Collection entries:
━━━━━━━━━━━━━━━━━━━━

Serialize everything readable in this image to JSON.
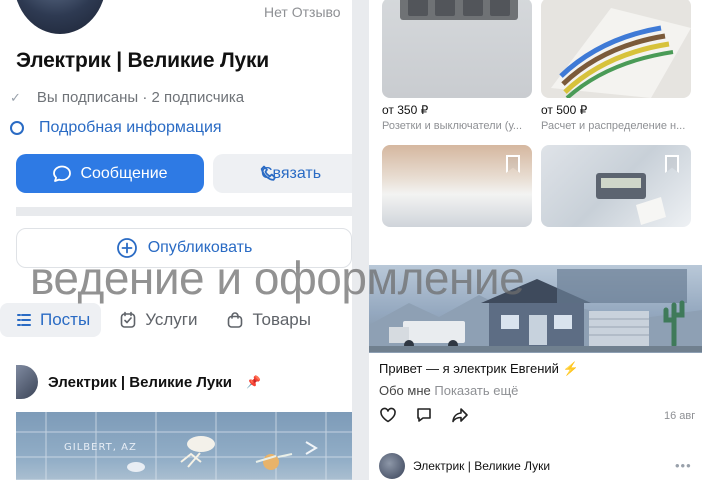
{
  "profile": {
    "reviews_label": "Нет Отзыво",
    "name": "Электрик | Великие Луки",
    "subscribed": "Вы подписаны · 2 подписчика",
    "details_link": "Подробная информация",
    "message_button": "Сообщение",
    "call_button": "Связать",
    "publish_button": "Опубликовать"
  },
  "overlay_text": "ведение и оформление",
  "tabs": [
    {
      "label": "Посты",
      "icon": "list-icon",
      "active": true
    },
    {
      "label": "Услуги",
      "icon": "checklist-icon",
      "active": false
    },
    {
      "label": "Товары",
      "icon": "bag-icon",
      "active": false
    }
  ],
  "left_post": {
    "author": "Электрик | Великие Луки",
    "pin_icon": "pin-icon",
    "image_text": "GILBERT, AZ"
  },
  "products": [
    {
      "price": "от 350 ₽",
      "category": "Розетки и выключатели (у..."
    },
    {
      "price": "от 500 ₽",
      "category": "Расчет и распределение н..."
    },
    {
      "price": "",
      "category": ""
    },
    {
      "price": "",
      "category": ""
    }
  ],
  "right_post": {
    "text": "Привет — я электрик Евгений ⚡",
    "about_label": "Обо мне",
    "show_more": "Показать ещё",
    "date": "16 авг",
    "next_author": "Электрик | Великие Луки",
    "more_icon": "more-dots-icon"
  },
  "colors": {
    "accent": "#2e7ae4",
    "link": "#2a6bc4",
    "muted": "#8e9094"
  }
}
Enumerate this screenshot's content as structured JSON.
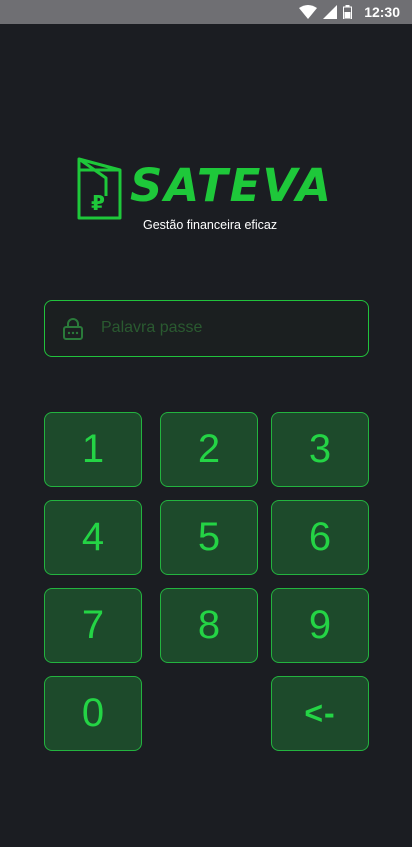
{
  "status_bar": {
    "time": "12:30",
    "icons": [
      "wifi-icon",
      "signal-icon",
      "battery-icon"
    ]
  },
  "brand": {
    "name": "SATEVA",
    "tagline": "Gestão financeira eficaz",
    "logo_icon": "wallet-ruble-icon",
    "color": "#1ec83a"
  },
  "password": {
    "placeholder": "Palavra passe",
    "value": "",
    "icon": "lock-icon"
  },
  "keypad": {
    "k1": "1",
    "k2": "2",
    "k3": "3",
    "k4": "4",
    "k5": "5",
    "k6": "6",
    "k7": "7",
    "k8": "8",
    "k9": "9",
    "k0": "0",
    "backspace": "<-"
  },
  "colors": {
    "background": "#1b1d22",
    "accent": "#21c23c",
    "key_fill": "#1d4a2b"
  }
}
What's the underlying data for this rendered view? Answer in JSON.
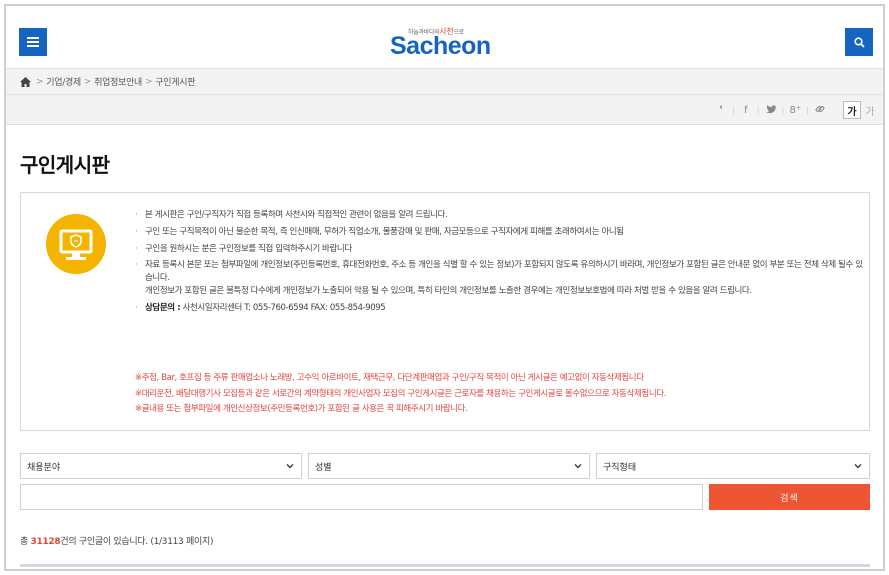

━━━━━━━━━━━━━━━━━━━━

Repeat the material above word for word, please, apart from its images.

Serialize everything readable in this image to JSON.
{
  "profile": {
    "reviews_label": "Нет Отзыво",
    "name": "Электрик | Великие Луки",
    "subscribed": "Вы подписаны · 2 подписчика",
    "details_link": "Подробная информация",
    "message_button": "Сообщение",
    "call_button": "Связать",
    "publish_button": "Опубликовать"
  },
  "overlay_text": "ведение и оформление",
  "tabs": [
    {
      "label": "Посты",
      "icon": "list-icon",
      "active": true
    },
    {
      "label": "Услуги",
      "icon": "checklist-icon",
      "active": false
    },
    {
      "label": "Товары",
      "icon": "bag-icon",
      "active": false
    }
  ],
  "left_post": {
    "author": "Электрик | Великие Луки",
    "pin_icon": "pin-icon",
    "image_text": "GILBERT, AZ"
  },
  "products": [
    {
      "price": "от 350 ₽",
      "category": "Розетки и выключатели (у..."
    },
    {
      "price": "от 500 ₽",
      "category": "Расчет и распределение н..."
    },
    {
      "price": "",
      "category": ""
    },
    {
      "price": "",
      "category": ""
    }
  ],
  "right_post": {
    "text": "Привет — я электрик Евгений ⚡",
    "about_label": "Обо мне",
    "show_more": "Показать ещё",
    "date": "16 авг",
    "next_author": "Электрик | Великие Луки",
    "more_icon": "more-dots-icon"
  },
  "colors": {
    "accent": "#2e7ae4",
    "link": "#2a6bc4",
    "muted": "#8e9094"
  }
}
Enumerate this screenshot's content as structured JSON.
{
  "status_bar": {
    "time": "12:30",
    "icons": [
      "wifi-icon",
      "signal-icon",
      "battery-icon"
    ]
  },
  "brand": {
    "name": "SATEVA",
    "tagline": "Gestão financeira eficaz",
    "logo_icon": "wallet-ruble-icon",
    "color": "#1ec83a"
  },
  "password": {
    "placeholder": "Palavra passe",
    "value": "",
    "icon": "lock-icon"
  },
  "keypad": {
    "k1": "1",
    "k2": "2",
    "k3": "3",
    "k4": "4",
    "k5": "5",
    "k6": "6",
    "k7": "7",
    "k8": "8",
    "k9": "9",
    "k0": "0",
    "backspace": "<-"
  },
  "colors": {
    "background": "#1b1d22",
    "accent": "#21c23c",
    "key_fill": "#1d4a2b"
  }
}
What's the underlying data for this rendered view? Answer in JSON.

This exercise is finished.